## Do this
Collect each line of the records containing the string "February".

━━━━━━━━━━━━━━━━

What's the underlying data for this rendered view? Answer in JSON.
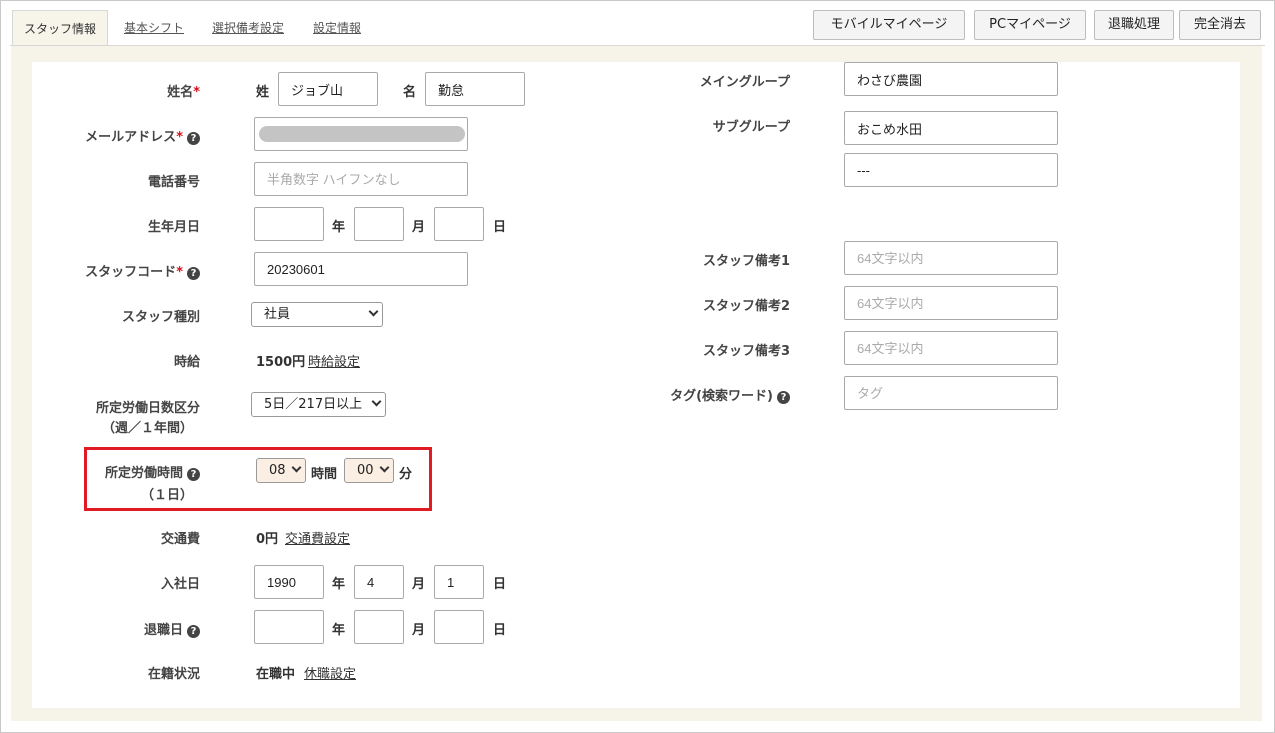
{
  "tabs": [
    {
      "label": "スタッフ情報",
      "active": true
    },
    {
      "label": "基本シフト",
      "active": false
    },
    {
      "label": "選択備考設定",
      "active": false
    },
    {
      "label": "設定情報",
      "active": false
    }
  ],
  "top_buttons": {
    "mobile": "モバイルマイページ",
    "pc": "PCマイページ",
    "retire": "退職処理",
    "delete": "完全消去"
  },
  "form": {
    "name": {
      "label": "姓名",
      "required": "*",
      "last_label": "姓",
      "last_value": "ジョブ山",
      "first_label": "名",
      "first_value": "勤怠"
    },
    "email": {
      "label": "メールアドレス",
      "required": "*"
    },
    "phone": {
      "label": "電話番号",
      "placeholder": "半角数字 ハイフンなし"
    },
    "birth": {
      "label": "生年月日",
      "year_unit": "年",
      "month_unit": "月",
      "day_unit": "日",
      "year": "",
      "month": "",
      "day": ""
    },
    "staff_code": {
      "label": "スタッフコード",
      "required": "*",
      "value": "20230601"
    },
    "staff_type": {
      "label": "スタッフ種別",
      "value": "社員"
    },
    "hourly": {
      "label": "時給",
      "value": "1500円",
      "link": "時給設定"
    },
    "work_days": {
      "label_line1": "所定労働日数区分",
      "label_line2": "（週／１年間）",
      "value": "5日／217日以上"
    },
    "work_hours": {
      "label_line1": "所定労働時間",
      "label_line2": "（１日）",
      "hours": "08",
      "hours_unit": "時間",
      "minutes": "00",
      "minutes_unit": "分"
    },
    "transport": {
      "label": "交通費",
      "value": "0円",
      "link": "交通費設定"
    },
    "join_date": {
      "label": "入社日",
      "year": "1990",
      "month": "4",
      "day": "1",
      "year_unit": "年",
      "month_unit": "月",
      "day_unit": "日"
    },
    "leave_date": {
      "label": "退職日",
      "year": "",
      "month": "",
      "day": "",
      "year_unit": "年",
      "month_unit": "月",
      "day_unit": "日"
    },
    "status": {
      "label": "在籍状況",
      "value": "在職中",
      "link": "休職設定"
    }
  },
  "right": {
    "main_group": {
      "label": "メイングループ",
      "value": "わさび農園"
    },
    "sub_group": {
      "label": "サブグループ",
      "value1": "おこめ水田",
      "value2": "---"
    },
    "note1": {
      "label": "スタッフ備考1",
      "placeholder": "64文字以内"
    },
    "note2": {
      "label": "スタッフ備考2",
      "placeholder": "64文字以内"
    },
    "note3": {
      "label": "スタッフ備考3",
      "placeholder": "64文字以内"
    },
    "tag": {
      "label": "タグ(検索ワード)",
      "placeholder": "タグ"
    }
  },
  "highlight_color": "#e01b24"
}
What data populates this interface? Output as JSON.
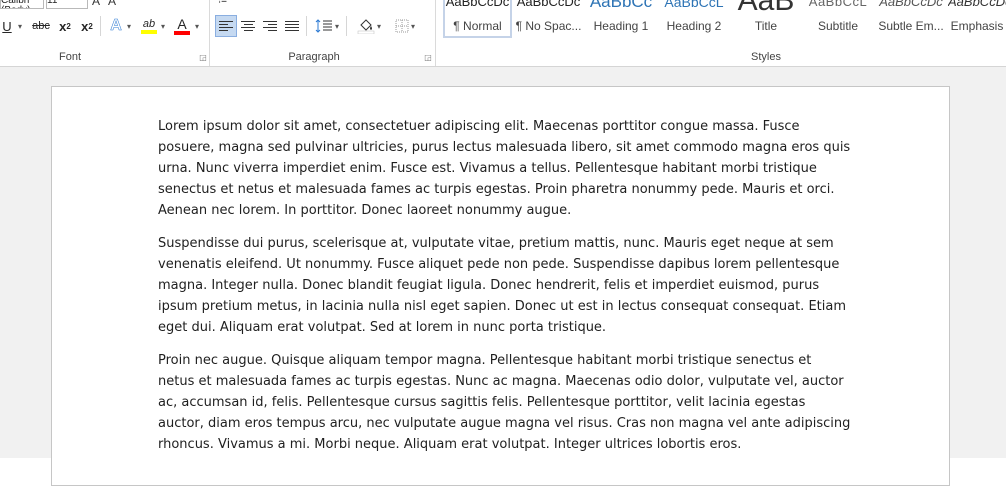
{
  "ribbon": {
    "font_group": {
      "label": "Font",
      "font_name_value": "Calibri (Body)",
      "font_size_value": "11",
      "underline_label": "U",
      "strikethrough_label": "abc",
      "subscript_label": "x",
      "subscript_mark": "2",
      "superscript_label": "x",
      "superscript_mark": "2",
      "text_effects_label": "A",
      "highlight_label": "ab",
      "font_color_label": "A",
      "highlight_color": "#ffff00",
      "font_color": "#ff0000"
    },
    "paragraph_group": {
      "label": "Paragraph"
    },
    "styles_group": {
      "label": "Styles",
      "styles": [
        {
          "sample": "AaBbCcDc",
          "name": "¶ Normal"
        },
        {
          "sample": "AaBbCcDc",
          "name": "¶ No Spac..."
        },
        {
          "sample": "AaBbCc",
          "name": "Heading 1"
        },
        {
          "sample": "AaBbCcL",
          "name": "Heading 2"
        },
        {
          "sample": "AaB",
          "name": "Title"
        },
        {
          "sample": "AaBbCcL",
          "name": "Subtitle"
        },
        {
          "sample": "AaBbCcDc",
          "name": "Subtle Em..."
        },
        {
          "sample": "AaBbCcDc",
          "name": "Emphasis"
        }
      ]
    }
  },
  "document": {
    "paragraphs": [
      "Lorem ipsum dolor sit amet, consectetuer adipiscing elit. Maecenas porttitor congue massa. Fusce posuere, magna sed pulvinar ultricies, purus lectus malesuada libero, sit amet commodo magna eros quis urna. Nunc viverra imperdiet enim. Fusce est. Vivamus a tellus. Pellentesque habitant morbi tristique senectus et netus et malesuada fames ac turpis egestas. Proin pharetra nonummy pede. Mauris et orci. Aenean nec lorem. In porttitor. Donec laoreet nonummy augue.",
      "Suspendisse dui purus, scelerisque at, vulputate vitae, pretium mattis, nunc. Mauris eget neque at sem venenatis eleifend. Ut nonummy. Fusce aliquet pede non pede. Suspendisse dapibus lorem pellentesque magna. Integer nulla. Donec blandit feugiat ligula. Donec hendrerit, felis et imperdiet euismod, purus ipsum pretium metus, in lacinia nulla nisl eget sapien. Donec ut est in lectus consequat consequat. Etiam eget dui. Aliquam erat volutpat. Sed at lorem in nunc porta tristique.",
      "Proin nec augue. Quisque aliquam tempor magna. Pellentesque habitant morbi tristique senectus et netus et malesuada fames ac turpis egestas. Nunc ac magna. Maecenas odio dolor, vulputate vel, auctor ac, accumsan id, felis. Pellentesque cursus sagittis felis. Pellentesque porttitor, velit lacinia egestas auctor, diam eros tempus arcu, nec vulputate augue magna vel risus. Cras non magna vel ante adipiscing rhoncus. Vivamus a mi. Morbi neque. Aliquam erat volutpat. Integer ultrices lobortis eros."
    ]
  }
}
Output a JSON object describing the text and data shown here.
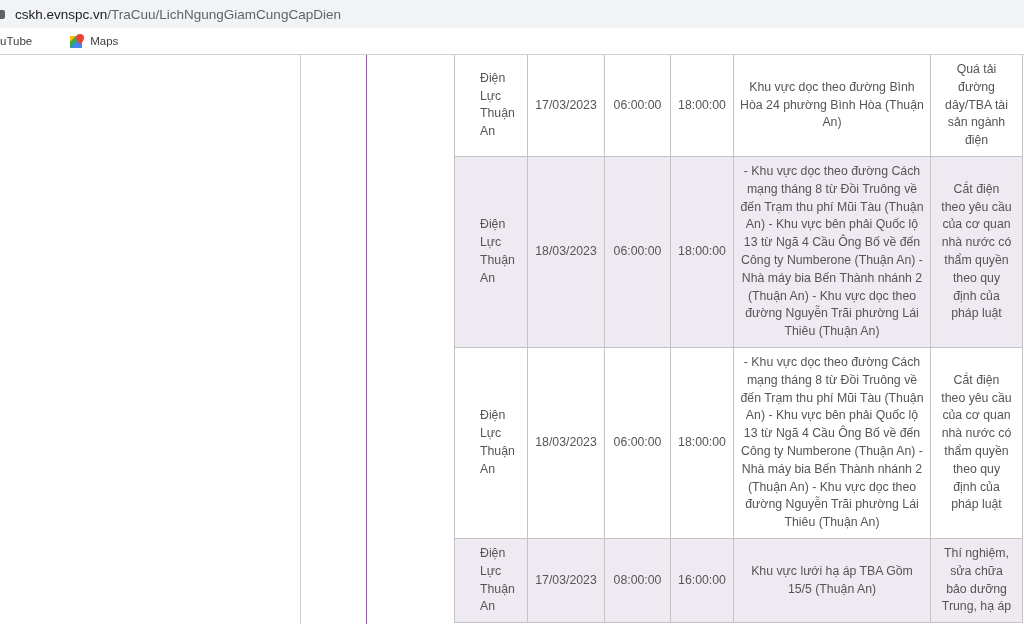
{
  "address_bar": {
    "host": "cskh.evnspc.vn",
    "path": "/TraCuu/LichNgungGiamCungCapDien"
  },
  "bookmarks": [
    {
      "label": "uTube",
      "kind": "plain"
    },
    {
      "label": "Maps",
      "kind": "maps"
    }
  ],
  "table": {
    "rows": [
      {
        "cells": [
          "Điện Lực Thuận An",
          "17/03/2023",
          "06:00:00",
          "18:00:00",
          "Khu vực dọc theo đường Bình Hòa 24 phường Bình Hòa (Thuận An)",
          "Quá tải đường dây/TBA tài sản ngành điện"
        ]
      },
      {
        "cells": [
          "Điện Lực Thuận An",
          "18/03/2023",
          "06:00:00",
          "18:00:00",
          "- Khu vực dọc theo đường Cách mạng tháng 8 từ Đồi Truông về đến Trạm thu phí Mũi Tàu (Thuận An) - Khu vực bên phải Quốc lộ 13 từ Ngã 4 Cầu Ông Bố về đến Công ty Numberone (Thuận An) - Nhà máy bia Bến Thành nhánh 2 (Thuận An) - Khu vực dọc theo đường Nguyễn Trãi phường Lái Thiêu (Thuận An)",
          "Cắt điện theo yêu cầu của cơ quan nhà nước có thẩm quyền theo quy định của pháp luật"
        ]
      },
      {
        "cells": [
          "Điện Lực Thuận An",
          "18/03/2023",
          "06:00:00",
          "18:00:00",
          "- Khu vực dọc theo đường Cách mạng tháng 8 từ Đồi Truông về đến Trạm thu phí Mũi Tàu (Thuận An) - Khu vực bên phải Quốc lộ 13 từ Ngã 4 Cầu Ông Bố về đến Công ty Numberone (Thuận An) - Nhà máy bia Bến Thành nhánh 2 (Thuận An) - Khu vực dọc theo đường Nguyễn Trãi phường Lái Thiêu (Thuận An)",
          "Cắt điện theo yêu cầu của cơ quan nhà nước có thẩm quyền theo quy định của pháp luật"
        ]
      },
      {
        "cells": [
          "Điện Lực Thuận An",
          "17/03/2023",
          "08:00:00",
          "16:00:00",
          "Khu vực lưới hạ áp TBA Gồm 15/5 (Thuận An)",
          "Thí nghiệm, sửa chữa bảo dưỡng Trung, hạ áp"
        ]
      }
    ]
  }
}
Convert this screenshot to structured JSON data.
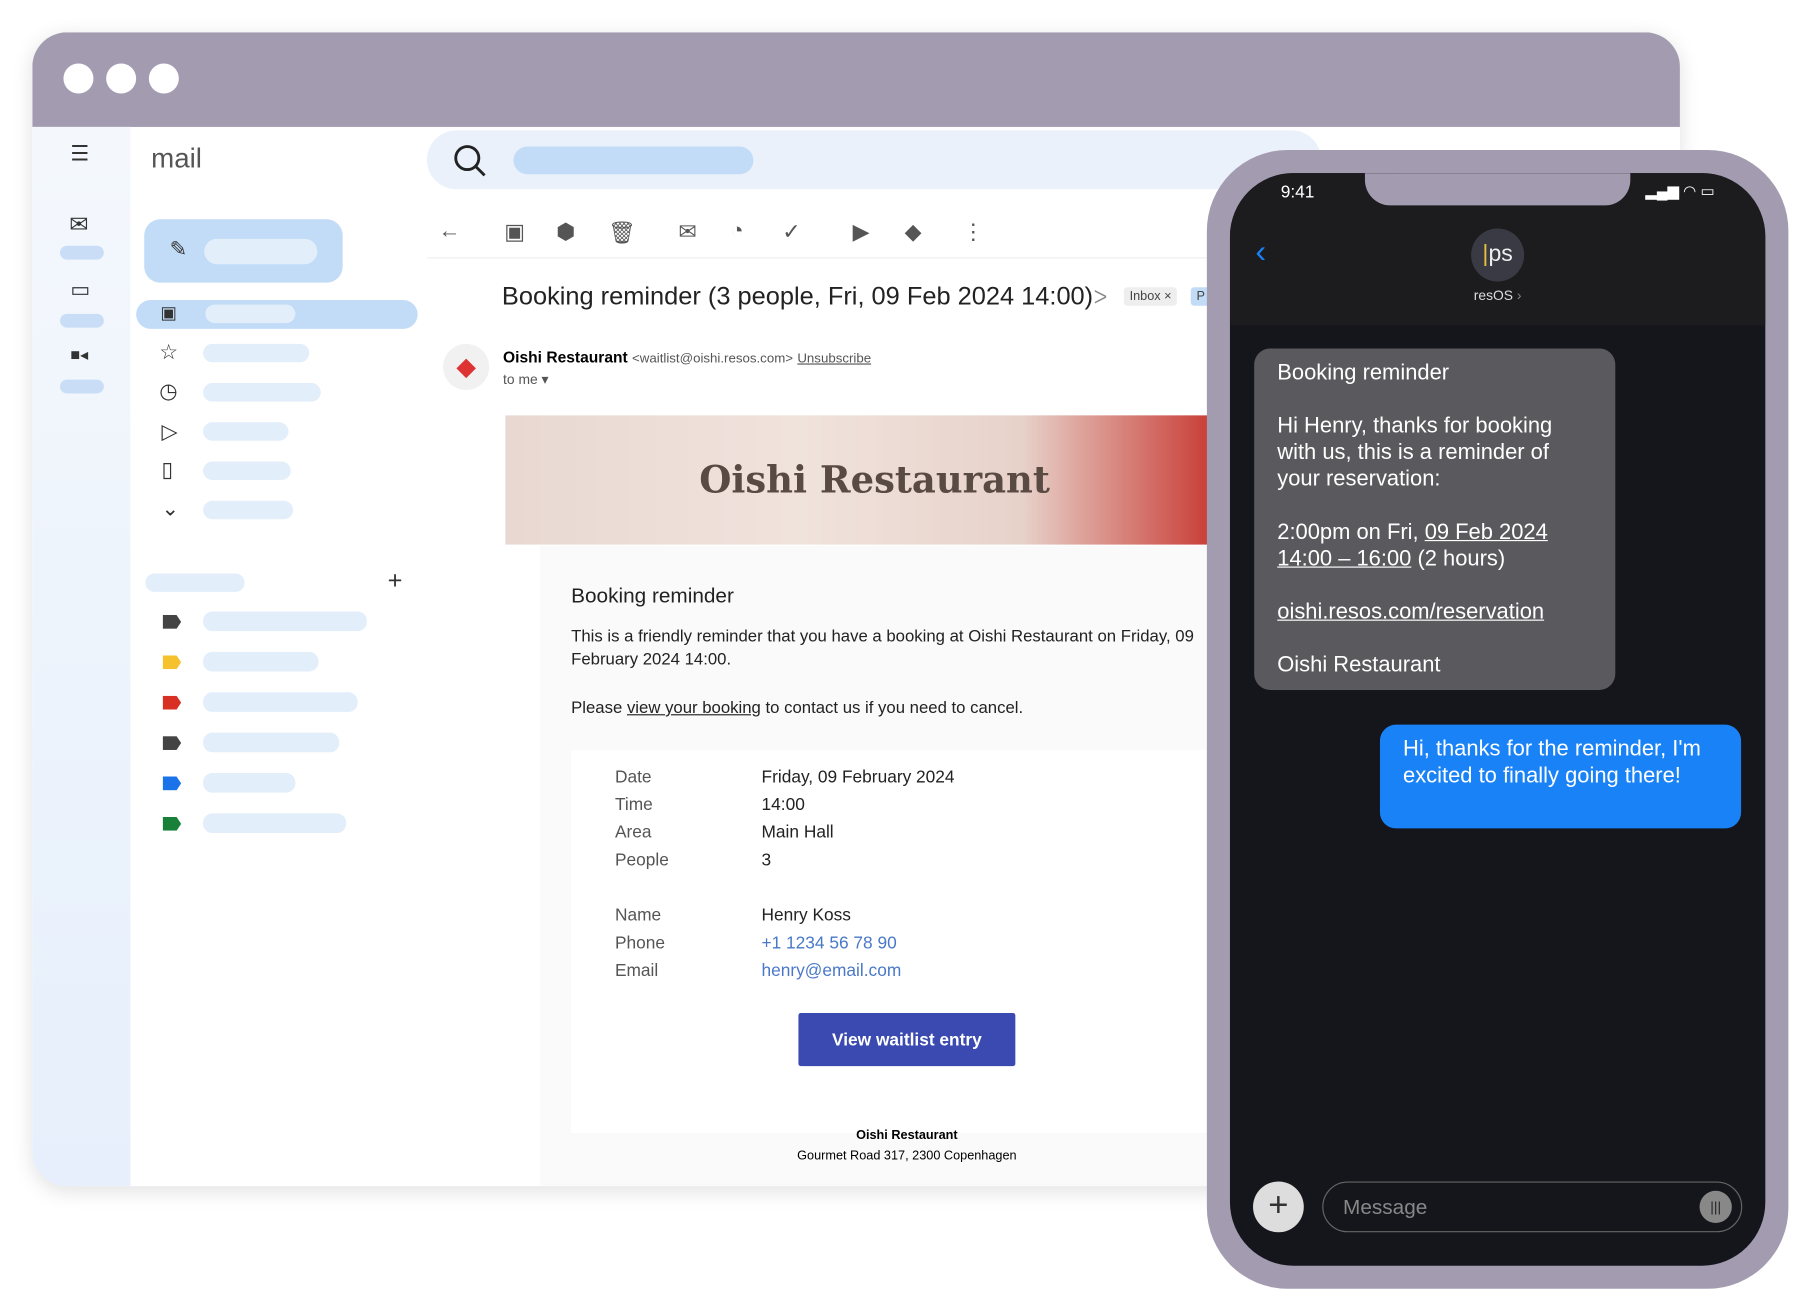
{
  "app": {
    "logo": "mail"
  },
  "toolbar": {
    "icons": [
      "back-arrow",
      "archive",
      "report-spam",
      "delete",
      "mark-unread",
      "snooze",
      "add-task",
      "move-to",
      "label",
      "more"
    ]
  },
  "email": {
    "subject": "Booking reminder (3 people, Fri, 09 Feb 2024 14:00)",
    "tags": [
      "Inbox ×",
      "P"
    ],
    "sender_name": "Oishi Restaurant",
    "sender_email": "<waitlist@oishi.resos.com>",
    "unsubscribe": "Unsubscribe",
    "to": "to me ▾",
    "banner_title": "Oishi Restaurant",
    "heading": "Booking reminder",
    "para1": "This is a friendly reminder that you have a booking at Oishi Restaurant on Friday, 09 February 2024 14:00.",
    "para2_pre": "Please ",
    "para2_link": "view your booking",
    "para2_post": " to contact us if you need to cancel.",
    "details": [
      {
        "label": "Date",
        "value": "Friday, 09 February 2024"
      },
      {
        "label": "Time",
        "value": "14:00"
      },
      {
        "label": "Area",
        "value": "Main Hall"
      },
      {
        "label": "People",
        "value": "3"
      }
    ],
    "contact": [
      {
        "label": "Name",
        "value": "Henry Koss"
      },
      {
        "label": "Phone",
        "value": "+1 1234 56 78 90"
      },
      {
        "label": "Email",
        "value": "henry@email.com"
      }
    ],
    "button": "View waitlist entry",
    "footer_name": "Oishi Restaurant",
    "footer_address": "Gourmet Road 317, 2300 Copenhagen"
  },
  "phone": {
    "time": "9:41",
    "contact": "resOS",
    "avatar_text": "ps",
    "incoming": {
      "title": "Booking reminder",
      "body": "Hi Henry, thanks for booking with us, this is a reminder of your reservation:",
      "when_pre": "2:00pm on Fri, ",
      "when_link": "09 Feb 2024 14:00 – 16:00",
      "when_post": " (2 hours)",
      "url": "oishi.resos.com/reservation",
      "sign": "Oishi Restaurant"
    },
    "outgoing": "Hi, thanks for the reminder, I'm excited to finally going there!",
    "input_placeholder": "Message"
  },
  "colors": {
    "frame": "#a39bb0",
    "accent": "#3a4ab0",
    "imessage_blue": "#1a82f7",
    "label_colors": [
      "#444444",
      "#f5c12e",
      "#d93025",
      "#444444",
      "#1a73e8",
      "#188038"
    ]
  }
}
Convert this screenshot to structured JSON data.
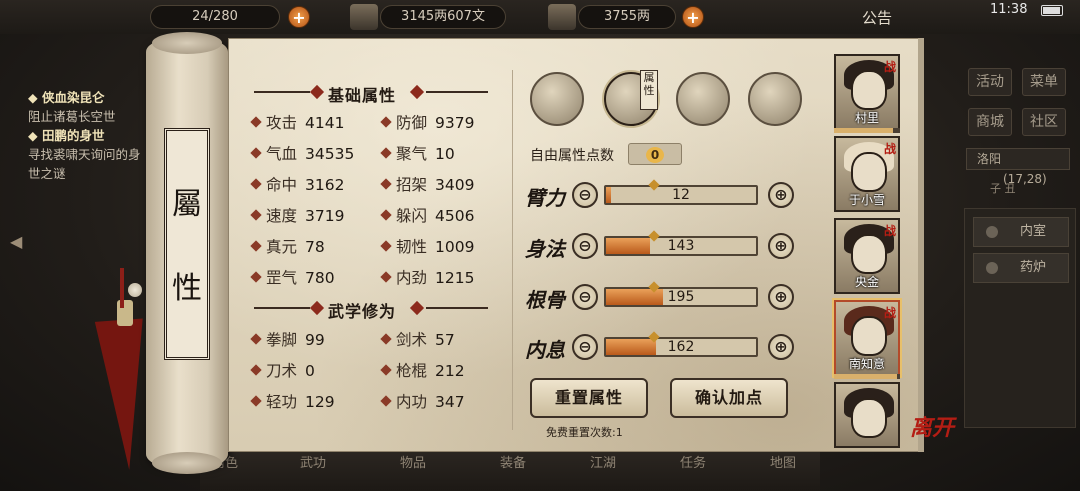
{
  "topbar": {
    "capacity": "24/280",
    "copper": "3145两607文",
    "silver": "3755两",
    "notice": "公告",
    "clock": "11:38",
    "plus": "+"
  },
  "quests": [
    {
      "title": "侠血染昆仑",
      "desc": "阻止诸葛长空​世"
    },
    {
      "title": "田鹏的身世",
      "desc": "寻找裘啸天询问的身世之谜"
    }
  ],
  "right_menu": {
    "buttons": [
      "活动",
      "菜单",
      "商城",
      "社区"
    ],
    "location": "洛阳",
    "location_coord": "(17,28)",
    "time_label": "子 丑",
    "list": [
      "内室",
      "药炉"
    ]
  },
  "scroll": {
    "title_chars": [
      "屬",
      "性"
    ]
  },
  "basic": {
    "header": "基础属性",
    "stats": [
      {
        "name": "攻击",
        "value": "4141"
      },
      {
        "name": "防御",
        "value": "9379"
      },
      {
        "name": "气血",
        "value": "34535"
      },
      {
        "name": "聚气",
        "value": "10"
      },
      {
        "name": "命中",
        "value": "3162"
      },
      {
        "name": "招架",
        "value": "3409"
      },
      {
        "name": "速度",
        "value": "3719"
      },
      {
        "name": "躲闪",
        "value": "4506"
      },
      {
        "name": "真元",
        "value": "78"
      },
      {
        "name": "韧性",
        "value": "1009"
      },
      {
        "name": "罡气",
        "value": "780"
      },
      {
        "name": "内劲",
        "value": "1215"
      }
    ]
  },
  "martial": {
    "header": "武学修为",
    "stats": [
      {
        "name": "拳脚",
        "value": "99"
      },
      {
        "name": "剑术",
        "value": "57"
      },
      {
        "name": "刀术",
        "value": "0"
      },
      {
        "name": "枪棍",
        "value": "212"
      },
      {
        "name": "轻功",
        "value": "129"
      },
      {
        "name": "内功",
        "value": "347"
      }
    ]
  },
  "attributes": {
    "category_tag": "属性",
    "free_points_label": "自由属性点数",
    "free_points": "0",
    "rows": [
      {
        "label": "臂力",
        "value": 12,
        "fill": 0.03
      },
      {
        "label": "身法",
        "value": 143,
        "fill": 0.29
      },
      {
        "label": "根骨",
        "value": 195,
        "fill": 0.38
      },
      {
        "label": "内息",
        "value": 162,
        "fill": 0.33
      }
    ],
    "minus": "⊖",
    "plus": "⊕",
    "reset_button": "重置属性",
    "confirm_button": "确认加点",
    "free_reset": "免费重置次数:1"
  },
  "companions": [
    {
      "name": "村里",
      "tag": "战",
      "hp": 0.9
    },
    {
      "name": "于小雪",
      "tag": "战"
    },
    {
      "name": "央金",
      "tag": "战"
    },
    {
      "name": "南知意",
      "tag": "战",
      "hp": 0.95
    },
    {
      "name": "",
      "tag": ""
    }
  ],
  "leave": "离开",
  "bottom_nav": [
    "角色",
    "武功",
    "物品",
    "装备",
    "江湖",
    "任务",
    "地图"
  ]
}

━━━━━━━━━━━━━━━━

## Result of the task
    "para1": "This is a friendly reminder that you have a booking at Oishi Restaurant on Friday, 09 February 2024 14:00.",
        "value": "Friday, 09 February 2024"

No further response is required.